◆ **REQUIRED TASK**:
Scan the listing below. Report each line that includes "meghívók".

-- START --

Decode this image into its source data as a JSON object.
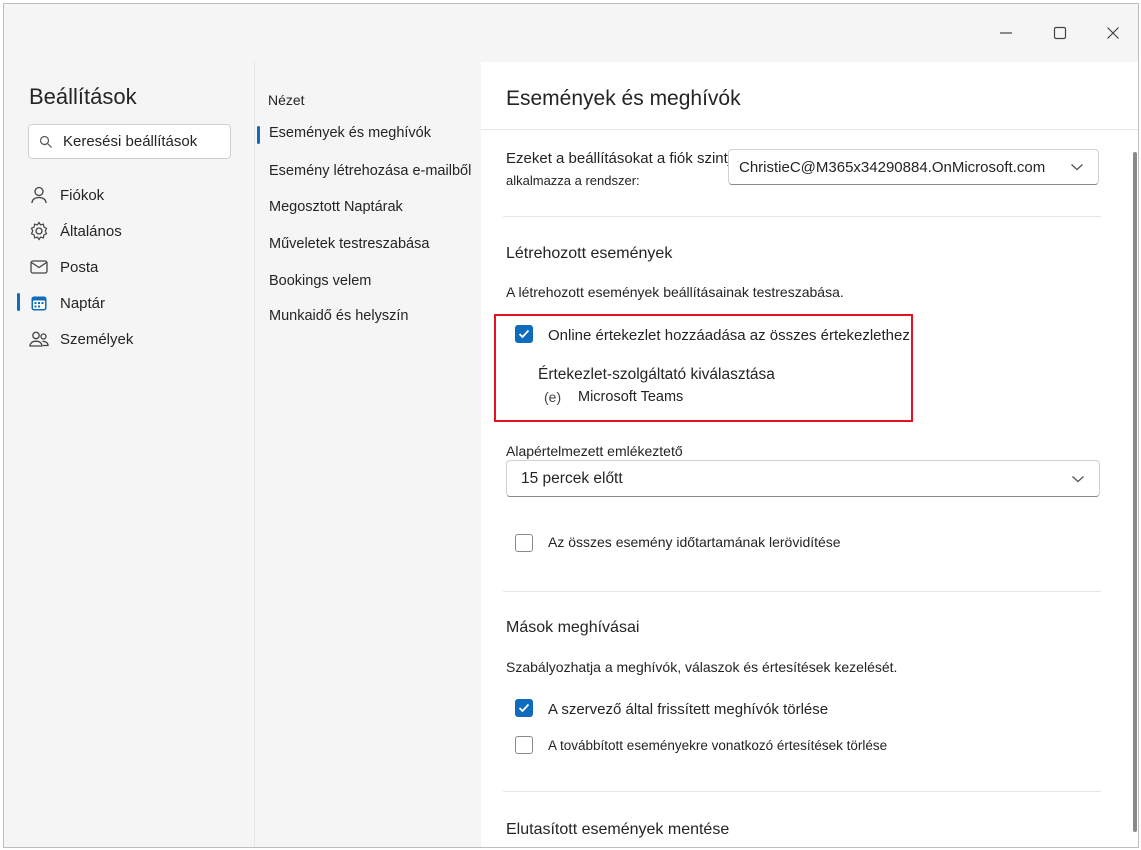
{
  "window": {
    "controls": {
      "minimize": "minimize",
      "maximize": "maximize",
      "close": "close"
    }
  },
  "settings": {
    "title": "Beállítások",
    "search_placeholder": "Keresési beállítások",
    "categories": [
      {
        "label": "Fiókok",
        "icon": "person-icon"
      },
      {
        "label": "Általános",
        "icon": "gear-icon"
      },
      {
        "label": "Posta",
        "icon": "mail-icon"
      },
      {
        "label": "Naptár",
        "icon": "calendar-icon",
        "selected": true
      },
      {
        "label": "Személyek",
        "icon": "people-icon"
      }
    ]
  },
  "nav": {
    "heading": "Nézet",
    "items": [
      {
        "label": "Események és meghívók",
        "selected": true
      },
      {
        "label": "Esemény létrehozása e-mailből"
      },
      {
        "label": "Megosztott Naptárak"
      },
      {
        "label": "Műveletek testreszabása"
      },
      {
        "label": "Bookings velem"
      },
      {
        "label": "Munkaidő és helyszín"
      }
    ]
  },
  "main": {
    "title": "Események és meghívók",
    "account_label_line1": "Ezeket a beállításokat a fiók szintjén",
    "account_label_line2": "alkalmazza a rendszer:",
    "account_value": "ChristieC@M365x34290884.OnMicrosoft.com",
    "created_events": {
      "heading": "Létrehozott események",
      "description": "A létrehozott események beállításainak testreszabása.",
      "online_meeting_label": "Online értekezlet hozzáadása az összes értekezlethez",
      "online_meeting_checked": true,
      "provider_heading": "Értekezlet-szolgáltató kiválasztása",
      "provider_marker": "(e)",
      "provider_value": "Microsoft Teams",
      "reminder_label": "Alapértelmezett emlékeztető",
      "reminder_value": "15 percek előtt",
      "shorten_label": "Az összes esemény időtartamának lerövidítése",
      "shorten_checked": false
    },
    "others_invites": {
      "heading": "Mások meghívásai",
      "description": "Szabályozhatja a meghívók, válaszok és értesítések kezelését.",
      "delete_updated_label": "A szervező által frissített meghívók törlése",
      "delete_updated_checked": true,
      "delete_forwarded_label": "A továbbított eseményekre vonatkozó értesítések törlése",
      "delete_forwarded_checked": false
    },
    "declined": {
      "heading": "Elutasított események mentése"
    }
  },
  "colors": {
    "accent": "#0f6cbd",
    "highlight_box": "#e81123"
  }
}
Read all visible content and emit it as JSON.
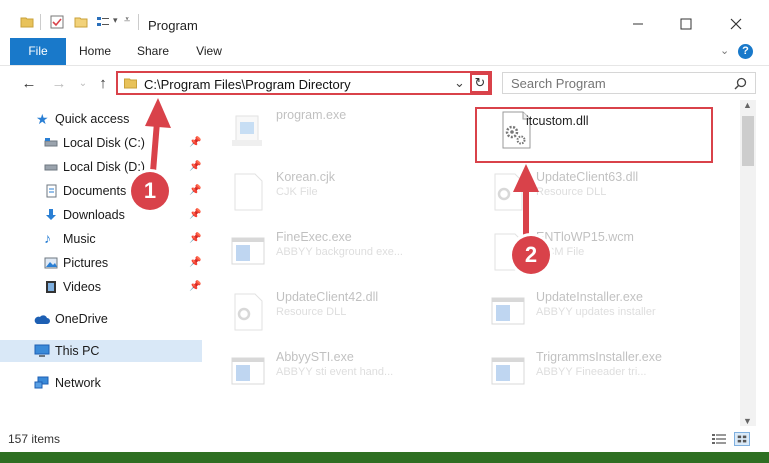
{
  "window": {
    "title": "Program"
  },
  "ribbon": {
    "tabs": [
      "File",
      "Home",
      "Share",
      "View"
    ]
  },
  "address": {
    "path": "C:\\Program Files\\Program Directory",
    "search_placeholder": "Search Program"
  },
  "nav": {
    "items": [
      {
        "label": "Quick access",
        "icon": "star-icon",
        "pinned": false
      },
      {
        "label": "Local Disk (C:)",
        "icon": "drive-icon",
        "pinned": true
      },
      {
        "label": "Local Disk (D:)",
        "icon": "drive-icon",
        "pinned": true
      },
      {
        "label": "Documents",
        "icon": "documents-icon",
        "pinned": true
      },
      {
        "label": "Downloads",
        "icon": "download-icon",
        "pinned": true
      },
      {
        "label": "Music",
        "icon": "music-icon",
        "pinned": true
      },
      {
        "label": "Pictures",
        "icon": "pictures-icon",
        "pinned": true
      },
      {
        "label": "Videos",
        "icon": "videos-icon",
        "pinned": true
      },
      {
        "label": "OneDrive",
        "icon": "cloud-icon",
        "pinned": false
      },
      {
        "label": "This PC",
        "icon": "computer-icon",
        "pinned": false
      },
      {
        "label": "Network",
        "icon": "network-icon",
        "pinned": false
      }
    ]
  },
  "files": [
    {
      "name": "program.exe",
      "type": "",
      "icon": "exe-icon"
    },
    {
      "name": "itcustom.dll",
      "type": "",
      "icon": "gear-file-icon"
    },
    {
      "name": "Korean.cjk",
      "type": "CJK File",
      "icon": "blank-file-icon"
    },
    {
      "name": "UpdateClient63.dll",
      "type": "Resource DLL",
      "icon": "gear-file-icon"
    },
    {
      "name": "FineExec.exe",
      "type": "ABBYY background exe...",
      "icon": "app-window-icon"
    },
    {
      "name": "ENTloWP15.wcm",
      "type": "WCM File",
      "icon": "blank-file-icon"
    },
    {
      "name": "UpdateClient42.dll",
      "type": "Resource DLL",
      "icon": "gear-file-icon"
    },
    {
      "name": "UpdateInstaller.exe",
      "type": "ABBYY updates installer",
      "icon": "app-window-icon"
    },
    {
      "name": "AbbyySTI.exe",
      "type": "ABBYY sti event hand...",
      "icon": "app-window-icon"
    },
    {
      "name": "TrigrammsInstaller.exe",
      "type": "ABBYY Fineeader tri...",
      "icon": "app-window-icon"
    }
  ],
  "status": {
    "count": "157 items"
  },
  "callouts": [
    "1",
    "2"
  ],
  "colors": {
    "accent": "#1979ca",
    "highlight": "#d9424a"
  }
}
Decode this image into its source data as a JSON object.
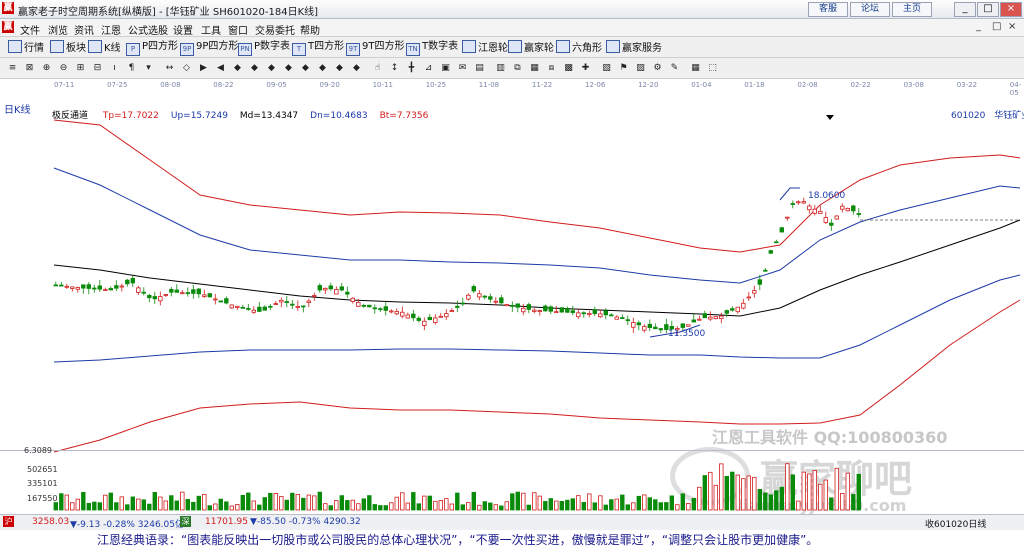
{
  "window": {
    "title": "赢家老子时空周期系统[纵横版] - [华钰矿业  SH601020-184日K线]",
    "top_buttons": [
      "客服",
      "论坛",
      "主页"
    ],
    "controls": [
      "_",
      "□",
      "×"
    ]
  },
  "menu": {
    "items": [
      "文件",
      "浏览",
      "资讯",
      "江恩",
      "公式选股",
      "设置",
      "工具",
      "窗口",
      "交易委托",
      "帮助"
    ],
    "controls": [
      "_",
      "□",
      "×"
    ]
  },
  "toolbar": {
    "items": [
      {
        "label": "行情",
        "icon": "grid-icon"
      },
      {
        "label": "板块",
        "icon": "blocks-icon"
      },
      {
        "label": "K线",
        "icon": "candle-icon"
      },
      {
        "label": "P四方形",
        "icon": "p-square-icon",
        "badge": "P"
      },
      {
        "label": "9P四方形",
        "icon": "9p-square-icon",
        "badge": "9P"
      },
      {
        "label": "P数字表",
        "icon": "p-table-icon",
        "badge": "PN"
      },
      {
        "label": "T四方形",
        "icon": "t-square-icon",
        "badge": "T"
      },
      {
        "label": "9T四方形",
        "icon": "9t-square-icon",
        "badge": "9T"
      },
      {
        "label": "T数字表",
        "icon": "t-table-icon",
        "badge": "TN"
      },
      {
        "label": "江恩轮",
        "icon": "gann-wheel-icon"
      },
      {
        "label": "赢家轮",
        "icon": "winner-wheel-icon"
      },
      {
        "label": "六角形",
        "icon": "hexagon-icon"
      },
      {
        "label": "赢家服务",
        "icon": "service-icon"
      }
    ]
  },
  "drawing_tools": [
    "≡",
    "⊠",
    "⊕",
    "⊖",
    "⊞",
    "⊟",
    "ı",
    "¶",
    "▾",
    "↔",
    "◇",
    "▶",
    "◀",
    "◆",
    "◆",
    "◆",
    "◆",
    "◆",
    "◆",
    "◆",
    "◆",
    "☝",
    "↕",
    "╋",
    "⊿",
    "▣",
    "✉",
    "▤",
    "▥",
    "⧉",
    "▦",
    "⧈",
    "▩",
    "✚",
    "▧",
    "⚑",
    "▨",
    "⚙",
    "✎",
    "▦",
    "⬚"
  ],
  "chart": {
    "period_label": "日K线",
    "indicator": {
      "name": "极反通道",
      "values": [
        {
          "label": "Tp=17.7022",
          "color": "#d21c1c"
        },
        {
          "label": "Up=15.7249",
          "color": "#1c3aa8"
        },
        {
          "label": "Md=13.4347",
          "color": "#000000"
        },
        {
          "label": "Dn=10.4683",
          "color": "#1c3aa8"
        },
        {
          "label": "Bt=7.7356",
          "color": "#d21c1c"
        }
      ]
    },
    "stock_code": "601020",
    "stock_name": "华钰矿业",
    "dates": [
      "07-11",
      "07-25",
      "08-08",
      "08-22",
      "09-05",
      "09-20",
      "10-11",
      "10-25",
      "11-08",
      "11-22",
      "12-06",
      "12-20",
      "01-04",
      "01-18",
      "02-08",
      "02-22",
      "03-08",
      "03-22",
      "04-05"
    ],
    "high_label": "18.0600",
    "low_label": "11.3500",
    "volume_axis": [
      "6.3089",
      "502651",
      "335101",
      "167550"
    ]
  },
  "watermarks": {
    "software": "江恩工具软件  QQ:100800360",
    "forum": "赢家聊吧",
    "url": "liaoba.yjw360.com"
  },
  "status": {
    "sh_index": "3258.03",
    "sh_change": "▼-9.13  -0.28%  3246.05亿",
    "sz_index": "11701.95",
    "sz_change": "▼-85.50  -0.73%  4290.32",
    "right_label": "收601020日线"
  },
  "quote": "江恩经典语录：“图表能反映出一切股市或公司股民的总体心理状况”，“不要一次性买进，傲慢就是罪过”，“调整只会让股市更加健康”。"
}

-- END --

◆ **RESULT OF THIS EXERCISE**:
        "label": "Események és meghívók",
    "title": "Események és meghívók",
      "description": "Szabályozhatja a meghívók, válaszok és értesítések kezelését.",
      "delete_updated_label": "A szervező által frissített meghívók törlése",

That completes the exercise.